• _Your instructions_:
Rewrite the listing from the line with "Enumerate the UI" to the line with "Ellipse shape xyxy=(195,772,214,797)", replacing "Legend" with "Key" and keeping everything else the same.

— START OF Material for this task —

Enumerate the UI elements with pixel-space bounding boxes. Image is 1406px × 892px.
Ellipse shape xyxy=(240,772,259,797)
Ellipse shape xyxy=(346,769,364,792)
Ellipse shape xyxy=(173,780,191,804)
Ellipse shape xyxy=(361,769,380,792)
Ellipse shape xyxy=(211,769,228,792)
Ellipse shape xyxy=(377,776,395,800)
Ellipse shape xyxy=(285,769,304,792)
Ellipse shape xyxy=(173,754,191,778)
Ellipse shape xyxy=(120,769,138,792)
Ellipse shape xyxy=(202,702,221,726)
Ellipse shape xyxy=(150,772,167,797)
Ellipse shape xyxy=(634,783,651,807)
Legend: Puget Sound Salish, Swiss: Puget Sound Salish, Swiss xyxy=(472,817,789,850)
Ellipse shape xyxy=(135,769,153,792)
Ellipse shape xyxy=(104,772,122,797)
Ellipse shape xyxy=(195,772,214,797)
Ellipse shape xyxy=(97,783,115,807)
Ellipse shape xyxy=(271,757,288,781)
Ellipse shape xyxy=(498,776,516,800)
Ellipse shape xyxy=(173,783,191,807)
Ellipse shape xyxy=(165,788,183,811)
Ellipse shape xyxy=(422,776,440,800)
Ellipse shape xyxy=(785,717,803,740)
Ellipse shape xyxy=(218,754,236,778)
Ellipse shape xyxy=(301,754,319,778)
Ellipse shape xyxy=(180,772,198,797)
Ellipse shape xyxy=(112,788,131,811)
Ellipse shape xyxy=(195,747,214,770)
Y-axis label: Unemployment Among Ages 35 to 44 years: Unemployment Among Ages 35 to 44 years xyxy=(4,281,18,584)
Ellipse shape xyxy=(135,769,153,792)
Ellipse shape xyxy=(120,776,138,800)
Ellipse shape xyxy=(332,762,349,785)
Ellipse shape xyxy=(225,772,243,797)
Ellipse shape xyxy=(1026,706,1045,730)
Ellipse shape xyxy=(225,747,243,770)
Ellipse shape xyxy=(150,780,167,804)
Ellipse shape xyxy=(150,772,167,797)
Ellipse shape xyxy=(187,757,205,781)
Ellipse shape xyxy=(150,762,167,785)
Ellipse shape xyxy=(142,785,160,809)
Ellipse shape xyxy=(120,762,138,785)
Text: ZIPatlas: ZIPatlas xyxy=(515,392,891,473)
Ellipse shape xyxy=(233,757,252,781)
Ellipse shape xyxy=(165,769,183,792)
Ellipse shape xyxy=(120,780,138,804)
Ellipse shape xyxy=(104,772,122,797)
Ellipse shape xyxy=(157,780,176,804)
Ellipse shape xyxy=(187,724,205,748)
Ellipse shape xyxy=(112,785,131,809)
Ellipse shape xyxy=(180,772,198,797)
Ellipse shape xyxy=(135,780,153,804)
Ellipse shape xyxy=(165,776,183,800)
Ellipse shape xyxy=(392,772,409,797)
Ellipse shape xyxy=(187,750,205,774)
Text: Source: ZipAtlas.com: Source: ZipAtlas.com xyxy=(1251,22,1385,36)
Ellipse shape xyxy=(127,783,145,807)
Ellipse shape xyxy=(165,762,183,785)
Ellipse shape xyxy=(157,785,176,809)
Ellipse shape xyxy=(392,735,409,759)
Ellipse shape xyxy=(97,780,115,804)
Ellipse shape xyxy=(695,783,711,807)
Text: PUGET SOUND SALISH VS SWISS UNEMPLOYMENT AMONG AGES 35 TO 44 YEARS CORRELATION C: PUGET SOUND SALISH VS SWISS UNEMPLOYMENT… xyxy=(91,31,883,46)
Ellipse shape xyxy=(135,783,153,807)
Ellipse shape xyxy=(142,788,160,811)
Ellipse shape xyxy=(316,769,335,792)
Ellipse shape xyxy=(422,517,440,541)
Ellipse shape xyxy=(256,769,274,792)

— END OF Material for this task —
— START OF Material for this task —

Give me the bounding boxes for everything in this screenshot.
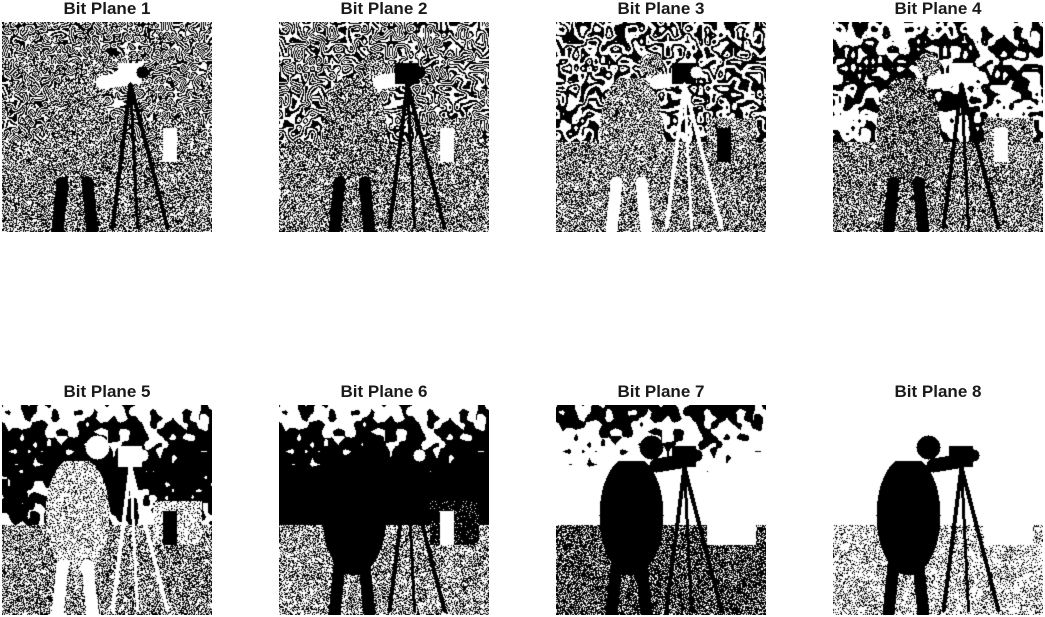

— END OF Material for this task —

• _Answer for this exercise_:
Enumerate the UI elements with pixel-space bounding boxes. Image is 1406px × 892px.
Ellipse shape xyxy=(240,772,259,797)
Ellipse shape xyxy=(346,769,364,792)
Ellipse shape xyxy=(173,780,191,804)
Ellipse shape xyxy=(361,769,380,792)
Ellipse shape xyxy=(211,769,228,792)
Ellipse shape xyxy=(377,776,395,800)
Ellipse shape xyxy=(285,769,304,792)
Ellipse shape xyxy=(173,754,191,778)
Ellipse shape xyxy=(120,769,138,792)
Ellipse shape xyxy=(202,702,221,726)
Ellipse shape xyxy=(150,772,167,797)
Ellipse shape xyxy=(634,783,651,807)
Key: Puget Sound Salish, Swiss: Puget Sound Salish, Swiss xyxy=(472,817,789,850)
Ellipse shape xyxy=(135,769,153,792)
Ellipse shape xyxy=(104,772,122,797)
Ellipse shape xyxy=(195,772,214,797)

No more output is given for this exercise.